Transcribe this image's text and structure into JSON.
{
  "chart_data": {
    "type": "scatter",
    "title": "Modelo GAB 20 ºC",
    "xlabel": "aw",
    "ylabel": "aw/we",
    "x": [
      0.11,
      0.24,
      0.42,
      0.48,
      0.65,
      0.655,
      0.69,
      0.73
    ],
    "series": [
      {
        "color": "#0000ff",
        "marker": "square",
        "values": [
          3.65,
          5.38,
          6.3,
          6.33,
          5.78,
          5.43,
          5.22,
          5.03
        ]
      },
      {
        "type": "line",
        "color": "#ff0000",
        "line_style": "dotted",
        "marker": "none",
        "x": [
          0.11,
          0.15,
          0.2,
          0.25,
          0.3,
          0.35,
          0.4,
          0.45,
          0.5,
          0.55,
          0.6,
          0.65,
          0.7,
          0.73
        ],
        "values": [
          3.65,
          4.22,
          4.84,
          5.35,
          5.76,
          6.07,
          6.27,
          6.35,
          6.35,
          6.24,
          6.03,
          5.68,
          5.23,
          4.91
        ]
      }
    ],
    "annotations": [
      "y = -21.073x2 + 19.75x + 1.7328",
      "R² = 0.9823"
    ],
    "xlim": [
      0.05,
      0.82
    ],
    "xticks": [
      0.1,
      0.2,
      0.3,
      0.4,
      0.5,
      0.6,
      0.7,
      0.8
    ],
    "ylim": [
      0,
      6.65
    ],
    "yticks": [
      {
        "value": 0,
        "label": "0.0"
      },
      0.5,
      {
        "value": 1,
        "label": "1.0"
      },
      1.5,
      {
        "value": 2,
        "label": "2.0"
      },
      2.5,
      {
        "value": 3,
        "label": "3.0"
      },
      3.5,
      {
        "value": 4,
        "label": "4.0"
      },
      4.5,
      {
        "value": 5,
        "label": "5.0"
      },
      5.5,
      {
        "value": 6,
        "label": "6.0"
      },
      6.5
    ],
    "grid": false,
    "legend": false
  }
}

AIM OF THE TASK:
Every record above needs to be repeated word for word.

RESULT:
Transcribe this image's text and structure into JSON.
{
  "chart_data": {
    "type": "scatter",
    "title": "Modelo GAB 20 ºC",
    "xlabel": "aw",
    "ylabel": "aw/we",
    "x": [
      0.11,
      0.24,
      0.42,
      0.48,
      0.65,
      0.655,
      0.69,
      0.73
    ],
    "series": [
      {
        "color": "#0000ff",
        "marker": "square",
        "values": [
          3.65,
          5.38,
          6.3,
          6.33,
          5.78,
          5.43,
          5.22,
          5.03
        ]
      },
      {
        "type": "line",
        "color": "#ff0000",
        "line_style": "dotted",
        "marker": "none",
        "x": [
          0.11,
          0.15,
          0.2,
          0.25,
          0.3,
          0.35,
          0.4,
          0.45,
          0.5,
          0.55,
          0.6,
          0.65,
          0.7,
          0.73
        ],
        "values": [
          3.65,
          4.22,
          4.84,
          5.35,
          5.76,
          6.07,
          6.27,
          6.35,
          6.35,
          6.24,
          6.03,
          5.68,
          5.23,
          4.91
        ]
      }
    ],
    "annotations": [
      "y = -21.073x2 + 19.75x + 1.7328",
      "R² = 0.9823"
    ],
    "xlim": [
      0.05,
      0.82
    ],
    "xticks": [
      0.1,
      0.2,
      0.3,
      0.4,
      0.5,
      0.6,
      0.7,
      0.8
    ],
    "ylim": [
      0,
      6.65
    ],
    "yticks": [
      {
        "value": 0,
        "label": "0.0"
      },
      0.5,
      {
        "value": 1,
        "label": "1.0"
      },
      1.5,
      {
        "value": 2,
        "label": "2.0"
      },
      2.5,
      {
        "value": 3,
        "label": "3.0"
      },
      3.5,
      {
        "value": 4,
        "label": "4.0"
      },
      4.5,
      {
        "value": 5,
        "label": "5.0"
      },
      5.5,
      {
        "value": 6,
        "label": "6.0"
      },
      6.5
    ],
    "grid": false,
    "legend": false
  }
}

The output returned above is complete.